TASK DIRECTIONS
Work through the data below and give the number of lines holding "visite", nothing more.

DATASET ROWS

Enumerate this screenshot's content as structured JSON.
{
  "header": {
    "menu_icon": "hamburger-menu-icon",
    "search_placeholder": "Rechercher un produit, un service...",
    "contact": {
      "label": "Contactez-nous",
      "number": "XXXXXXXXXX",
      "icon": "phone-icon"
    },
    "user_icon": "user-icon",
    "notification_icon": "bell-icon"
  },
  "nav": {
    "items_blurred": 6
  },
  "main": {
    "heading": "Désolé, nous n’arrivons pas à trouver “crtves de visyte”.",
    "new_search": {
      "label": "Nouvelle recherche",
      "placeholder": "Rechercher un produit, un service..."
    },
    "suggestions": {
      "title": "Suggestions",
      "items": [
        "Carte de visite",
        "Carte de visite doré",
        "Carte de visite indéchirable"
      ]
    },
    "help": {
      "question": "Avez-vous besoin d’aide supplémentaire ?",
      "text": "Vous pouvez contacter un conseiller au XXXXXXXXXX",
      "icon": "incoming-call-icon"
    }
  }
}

REPLY
3